◆ What you are asked to do
Go line by line through the data and copy those with the word "JSON".

◆ Data for review
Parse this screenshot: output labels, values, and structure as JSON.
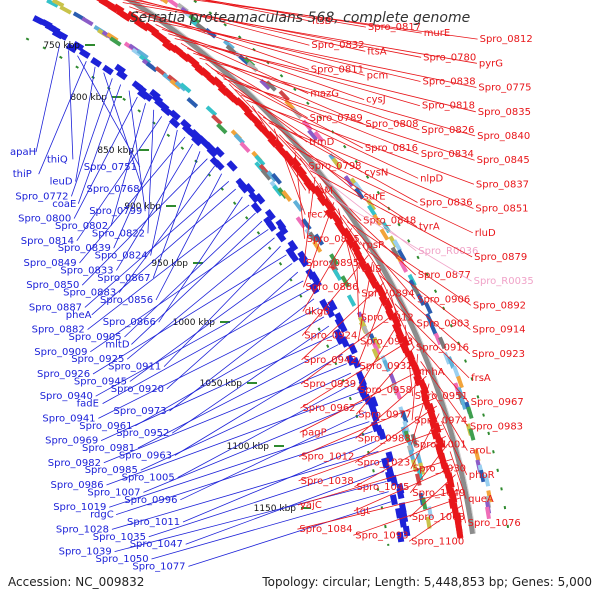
{
  "title": "Serratia proteamaculans 568, complete genome",
  "accession": "Accession: NC_009832",
  "summary": "Topology: circular; Length: 5,448,853 bp; Genes: 5,000",
  "colors": {
    "forward": "#e8161a",
    "reverse": "#1d22d8",
    "rna": "#f0a3c8",
    "backbone": "#8c8c8c",
    "tick": "#2f8a2f"
  },
  "ticks": [
    "750 kbp",
    "800 kbp",
    "850 kbp",
    "900 kbp",
    "950 kbp",
    "1000 kbp",
    "1050 kbp",
    "1100 kbp",
    "1150 kbp"
  ],
  "left_labels": [
    "apaH",
    "thiQ",
    "Spro_0751",
    "thiP",
    "leuD",
    "Spro_0768",
    "Spro_0772",
    "coaE",
    "Spro_0799",
    "Spro_0800",
    "Spro_0802",
    "Spro_0822",
    "Spro_0814",
    "Spro_0839",
    "Spro_0824",
    "Spro_0849",
    "Spro_0833",
    "Spro_0867",
    "Spro_0850",
    "Spro_0883",
    "Spro_0856",
    "Spro_0887",
    "pheA",
    "Spro_0866",
    "Spro_0882",
    "Spro_0905",
    "mltD",
    "Spro_0909",
    "Spro_0925",
    "Spro_0911",
    "Spro_0926",
    "Spro_0945",
    "Spro_0920",
    "Spro_0940",
    "fadE",
    "Spro_0973",
    "Spro_0941",
    "Spro_0961",
    "Spro_0952",
    "Spro_0969",
    "Spro_0981",
    "Spro_0963",
    "Spro_0982",
    "Spro_0985",
    "Spro_1005",
    "Spro_0986",
    "Spro_1007",
    "Spro_0996",
    "Spro_1019",
    "rdgC",
    "Spro_1011",
    "Spro_1028",
    "Spro_1035",
    "Spro_1047",
    "Spro_1039",
    "Spro_1050",
    "Spro_1077"
  ],
  "right_labels": [
    "ftsB",
    "Spro_0817",
    "murE",
    "Spro_0812",
    "Spro_0832",
    "ftsA",
    "Spro_0780",
    "pyrG",
    "Spro_0811",
    "pcm",
    "Spro_0838",
    "Spro_0775",
    "mazG",
    "cysJ",
    "Spro_0818",
    "Spro_0835",
    "Spro_0789",
    "Spro_0808",
    "Spro_0826",
    "Spro_0840",
    "trmD",
    "Spro_0816",
    "Spro_0834",
    "Spro_0845",
    "Spro_0798",
    "cysN",
    "nlpD",
    "Spro_0837",
    "rimM",
    "surE",
    "Spro_0836",
    "Spro_0851",
    "recX",
    "Spro_0848",
    "tyrA",
    "rluD",
    "Spro_0885",
    "rpsP",
    "Spro_R0036",
    "Spro_0879",
    "Spro_0895",
    "rplS",
    "Spro_0877",
    "Spro_R0035",
    "Spro_0886",
    "Spro_0894",
    "Spro_0906",
    "Spro_0892",
    "dkgB",
    "Spro_0912",
    "Spro_0903",
    "Spro_0914",
    "Spro_0924",
    "Spro_0933",
    "Spro_0916",
    "Spro_0923",
    "Spro_0942",
    "Spro_0932",
    "gmhA",
    "frsA",
    "Spro_0939",
    "Spro_0958",
    "Spro_0951",
    "Spro_0967",
    "Spro_0962",
    "Spro_0977",
    "Spro_0974",
    "Spro_0983",
    "pagP",
    "Spro_0988",
    "Spro_1001",
    "aroL",
    "Spro_1012",
    "Spro_1023",
    "Spro_1030",
    "phoR",
    "Spro_1038",
    "Spro_1045",
    "Spro_1049",
    "queA",
    "yajC",
    "tgt",
    "Spro_1068",
    "Spro_1076",
    "Spro_1084",
    "Spro_1093",
    "Spro_1100"
  ],
  "rna_labels": [
    "Spro_R0036",
    "Spro_R0035"
  ]
}
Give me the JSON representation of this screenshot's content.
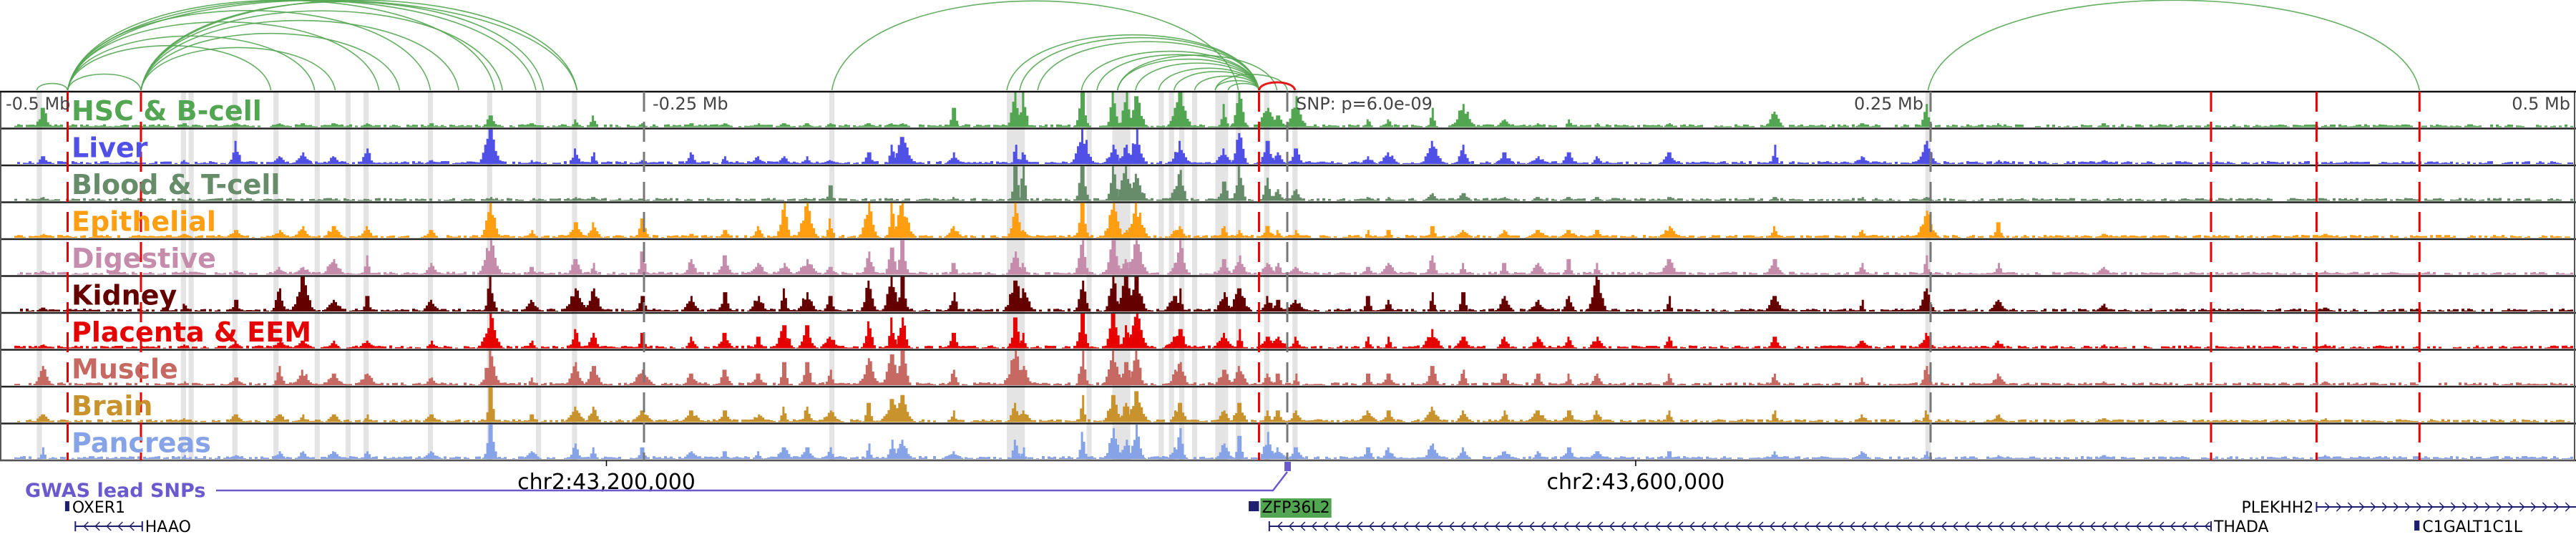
{
  "chart_data": {
    "type": "area",
    "title": "",
    "x_unit": "Mb relative to lead SNP",
    "xlim": [
      -0.5,
      0.5
    ],
    "coordinate_labels": {
      "left_far": "-0.5 Mb",
      "left_near": "-0.25 Mb",
      "snp": "SNP: p=6.0e-09",
      "right_near": "0.25 Mb",
      "right_far": "0.5 Mb"
    },
    "chrom_ticks": [
      {
        "label": "chr2:43,200,000",
        "rel": -0.2646
      },
      {
        "label": "chr2:43,600,000",
        "rel": 0.1354
      }
    ],
    "snp_rel": 0.0,
    "red_dashed_rel": [
      -0.474,
      -0.4455,
      -0.011,
      0.359,
      0.4,
      0.44
    ],
    "gray_dashed_rel": [
      -0.25,
      0.0,
      0.25
    ],
    "highlight_regions": [
      [
        -0.486,
        -0.484
      ],
      [
        -0.43,
        -0.428
      ],
      [
        -0.427,
        -0.425
      ],
      [
        -0.41,
        -0.408
      ],
      [
        -0.394,
        -0.392
      ],
      [
        -0.378,
        -0.376
      ],
      [
        -0.366,
        -0.364
      ],
      [
        -0.359,
        -0.357
      ],
      [
        -0.334,
        -0.332
      ],
      [
        -0.311,
        -0.309
      ],
      [
        -0.292,
        -0.29
      ],
      [
        -0.278,
        -0.276
      ],
      [
        -0.178,
        -0.176
      ],
      [
        -0.109,
        -0.102
      ],
      [
        -0.078,
        -0.076
      ],
      [
        -0.068,
        -0.061
      ],
      [
        -0.05,
        -0.048
      ],
      [
        -0.046,
        -0.044
      ],
      [
        -0.042,
        -0.04
      ],
      [
        -0.037,
        -0.035
      ],
      [
        -0.028,
        -0.023
      ],
      [
        -0.02,
        -0.018
      ],
      [
        -0.009,
        -0.007
      ],
      [
        0.002,
        0.004
      ],
      [
        0.248,
        0.25
      ]
    ],
    "loops": [
      {
        "from": -0.486,
        "to": -0.474,
        "color": "#53a651"
      },
      {
        "from": -0.474,
        "to": -0.4455,
        "color": "#53a651"
      },
      {
        "from": -0.474,
        "to": -0.395,
        "color": "#53a651"
      },
      {
        "from": -0.474,
        "to": -0.378,
        "color": "#53a651"
      },
      {
        "from": -0.474,
        "to": -0.353,
        "color": "#53a651"
      },
      {
        "from": -0.474,
        "to": -0.333,
        "color": "#53a651"
      },
      {
        "from": -0.474,
        "to": -0.308,
        "color": "#53a651"
      },
      {
        "from": -0.474,
        "to": -0.292,
        "color": "#53a651"
      },
      {
        "from": -0.474,
        "to": -0.276,
        "color": "#53a651"
      },
      {
        "from": -0.4455,
        "to": -0.37,
        "color": "#53a651"
      },
      {
        "from": -0.4455,
        "to": -0.345,
        "color": "#53a651"
      },
      {
        "from": -0.4455,
        "to": -0.322,
        "color": "#53a651"
      },
      {
        "from": -0.4455,
        "to": -0.305,
        "color": "#53a651"
      },
      {
        "from": -0.4455,
        "to": -0.289,
        "color": "#53a651"
      },
      {
        "from": -0.4455,
        "to": -0.276,
        "color": "#53a651"
      },
      {
        "from": -0.177,
        "to": -0.019,
        "color": "#53a651"
      },
      {
        "from": -0.109,
        "to": -0.011,
        "color": "#53a651"
      },
      {
        "from": -0.104,
        "to": -0.011,
        "color": "#53a651"
      },
      {
        "from": -0.097,
        "to": -0.011,
        "color": "#53a651"
      },
      {
        "from": -0.08,
        "to": -0.011,
        "color": "#53a651"
      },
      {
        "from": -0.074,
        "to": -0.011,
        "color": "#53a651"
      },
      {
        "from": -0.066,
        "to": -0.011,
        "color": "#53a651"
      },
      {
        "from": -0.059,
        "to": -0.011,
        "color": "#53a651"
      },
      {
        "from": -0.05,
        "to": -0.011,
        "color": "#53a651"
      },
      {
        "from": -0.044,
        "to": -0.011,
        "color": "#53a651"
      },
      {
        "from": -0.036,
        "to": -0.011,
        "color": "#53a651"
      },
      {
        "from": -0.028,
        "to": -0.011,
        "color": "#53a651"
      },
      {
        "from": -0.023,
        "to": -0.011,
        "color": "#53a651"
      },
      {
        "from": -0.066,
        "to": -0.004,
        "color": "#53a651"
      },
      {
        "from": -0.028,
        "to": 0.0,
        "color": "#53a651"
      },
      {
        "from": -0.011,
        "to": 0.003,
        "color": "#e60000"
      },
      {
        "from": 0.249,
        "to": 0.44,
        "color": "#53a651"
      }
    ],
    "peak_loci_rel": [
      -0.484,
      -0.429,
      -0.409,
      -0.392,
      -0.383,
      -0.371,
      -0.358,
      -0.333,
      -0.31,
      -0.294,
      -0.277,
      -0.27,
      -0.251,
      -0.232,
      -0.219,
      -0.206,
      -0.196,
      -0.187,
      -0.178,
      -0.163,
      -0.154,
      -0.15,
      -0.13,
      -0.106,
      -0.103,
      -0.08,
      -0.068,
      -0.063,
      -0.059,
      -0.044,
      -0.042,
      -0.025,
      -0.019,
      -0.008,
      -0.004,
      0.003,
      0.031,
      0.039,
      0.056,
      0.068,
      0.084,
      0.097,
      0.109,
      0.12,
      0.148,
      0.189,
      0.223,
      0.248,
      0.276,
      0.317,
      0.403,
      0.473
    ],
    "series": [
      {
        "name": "HSC & B-cell",
        "color": "#53a651",
        "peaks": [
          5,
          1,
          1,
          1,
          1,
          1,
          1,
          1,
          3,
          1,
          2,
          3,
          1,
          1,
          1,
          1,
          1,
          1,
          1,
          1,
          1,
          1,
          5,
          9,
          9,
          9,
          9,
          9,
          8,
          5,
          9,
          6,
          9,
          5,
          3,
          8,
          2,
          2,
          5,
          6,
          2,
          1,
          2,
          1,
          1,
          4,
          1,
          6,
          1,
          1,
          0,
          0
        ]
      },
      {
        "name": "Liver",
        "color": "#5050e6",
        "peaks": [
          2,
          1,
          6,
          2,
          3,
          2,
          4,
          1,
          9,
          1,
          4,
          3,
          1,
          3,
          2,
          2,
          2,
          2,
          1,
          3,
          5,
          7,
          3,
          5,
          3,
          9,
          5,
          5,
          9,
          1,
          6,
          4,
          8,
          6,
          3,
          4,
          2,
          3,
          6,
          5,
          3,
          2,
          3,
          2,
          3,
          5,
          2,
          6,
          1,
          1,
          0,
          0
        ]
      },
      {
        "name": "Blood & T-cell",
        "color": "#678c69",
        "peaks": [
          1,
          0,
          0,
          0,
          0,
          0,
          0,
          0,
          1,
          0,
          1,
          1,
          0,
          0,
          0,
          0,
          0,
          0,
          4,
          0,
          0,
          0,
          1,
          9,
          9,
          9,
          9,
          9,
          7,
          3,
          8,
          5,
          9,
          6,
          3,
          3,
          1,
          1,
          2,
          2,
          1,
          1,
          1,
          1,
          1,
          1,
          1,
          1,
          0,
          0,
          0,
          0
        ]
      },
      {
        "name": "Epithelial",
        "color": "#ff9e10",
        "peaks": [
          1,
          1,
          2,
          2,
          3,
          3,
          3,
          2,
          9,
          2,
          4,
          4,
          5,
          1,
          2,
          3,
          9,
          9,
          5,
          9,
          9,
          9,
          3,
          9,
          2,
          9,
          9,
          2,
          9,
          2,
          3,
          3,
          2,
          3,
          2,
          2,
          2,
          2,
          3,
          2,
          2,
          2,
          2,
          2,
          3,
          3,
          2,
          7,
          4,
          1,
          1,
          0
        ]
      },
      {
        "name": "Digestive",
        "color": "#c58dab",
        "peaks": [
          1,
          1,
          1,
          2,
          2,
          4,
          5,
          3,
          9,
          2,
          4,
          3,
          6,
          4,
          5,
          3,
          3,
          4,
          2,
          6,
          7,
          9,
          3,
          6,
          3,
          9,
          9,
          4,
          9,
          3,
          9,
          4,
          5,
          3,
          3,
          2,
          2,
          3,
          5,
          3,
          3,
          3,
          4,
          3,
          4,
          4,
          3,
          5,
          3,
          2,
          1,
          0
        ]
      },
      {
        "name": "Kidney",
        "color": "#650000",
        "peaks": [
          1,
          2,
          3,
          6,
          9,
          3,
          4,
          3,
          9,
          3,
          6,
          6,
          4,
          4,
          5,
          4,
          6,
          5,
          4,
          8,
          9,
          9,
          5,
          8,
          6,
          8,
          9,
          9,
          9,
          4,
          6,
          5,
          6,
          4,
          3,
          3,
          4,
          3,
          5,
          5,
          4,
          3,
          4,
          9,
          4,
          4,
          3,
          6,
          3,
          2,
          1,
          0
        ]
      },
      {
        "name": "Placenta & EEM",
        "color": "#e60000",
        "peaks": [
          1,
          1,
          2,
          2,
          2,
          2,
          2,
          2,
          9,
          2,
          5,
          4,
          4,
          3,
          4,
          3,
          6,
          6,
          3,
          7,
          8,
          8,
          4,
          8,
          4,
          9,
          9,
          6,
          9,
          3,
          5,
          4,
          5,
          3,
          3,
          3,
          3,
          3,
          5,
          3,
          3,
          3,
          3,
          3,
          3,
          3,
          2,
          4,
          2,
          1,
          1,
          0
        ]
      },
      {
        "name": "Muscle",
        "color": "#c76963",
        "peaks": [
          5,
          1,
          2,
          5,
          4,
          3,
          3,
          2,
          9,
          2,
          6,
          5,
          4,
          3,
          4,
          3,
          6,
          6,
          4,
          7,
          8,
          9,
          4,
          9,
          5,
          9,
          9,
          6,
          9,
          4,
          6,
          4,
          5,
          3,
          3,
          3,
          3,
          3,
          5,
          4,
          3,
          3,
          3,
          3,
          3,
          3,
          2,
          5,
          3,
          1,
          1,
          0
        ]
      },
      {
        "name": "Brain",
        "color": "#c8922c",
        "peaks": [
          2,
          1,
          2,
          2,
          2,
          2,
          2,
          2,
          9,
          2,
          4,
          4,
          3,
          3,
          3,
          2,
          4,
          4,
          3,
          5,
          6,
          7,
          3,
          5,
          3,
          7,
          7,
          5,
          8,
          3,
          5,
          3,
          5,
          3,
          3,
          3,
          3,
          3,
          4,
          3,
          3,
          3,
          3,
          3,
          3,
          3,
          2,
          3,
          2,
          1,
          1,
          0
        ]
      },
      {
        "name": "Pancreas",
        "color": "#85a3e6",
        "peaks": [
          3,
          1,
          1,
          2,
          2,
          2,
          2,
          2,
          9,
          2,
          4,
          3,
          3,
          2,
          2,
          2,
          3,
          3,
          3,
          4,
          5,
          5,
          2,
          5,
          3,
          7,
          8,
          5,
          9,
          3,
          8,
          4,
          6,
          7,
          3,
          3,
          3,
          3,
          4,
          3,
          2,
          2,
          3,
          2,
          2,
          2,
          2,
          2,
          1,
          1,
          1,
          0
        ]
      }
    ],
    "peak_scale_max": 9
  },
  "gwas": {
    "label": "GWAS lead SNPs",
    "color": "#6a5acd"
  },
  "genes": [
    {
      "name": "OXER1",
      "from": -0.475,
      "to": -0.474,
      "strand": "none",
      "row": 1
    },
    {
      "name": "HAAO",
      "from": -0.471,
      "to": -0.445,
      "strand": "-",
      "row": 2
    },
    {
      "name": "ZFP36L2",
      "from": -0.015,
      "to": -0.011,
      "strand": "none",
      "row": 1,
      "highlight": "#53a651"
    },
    {
      "name": "THADA",
      "from": -0.007,
      "to": 0.359,
      "strand": "-",
      "row": 2
    },
    {
      "name": "PLEKHH2",
      "from": 0.4,
      "to": 0.52,
      "strand": "+",
      "row": 1
    },
    {
      "name": "C1GALT1C1L",
      "from": 0.438,
      "to": 0.44,
      "strand": "none",
      "row": 2
    }
  ]
}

◆ Exercise result
Parse this screenshot: output labels, values, and structure as JSON.
Give me the JSON representation of this screenshot's content.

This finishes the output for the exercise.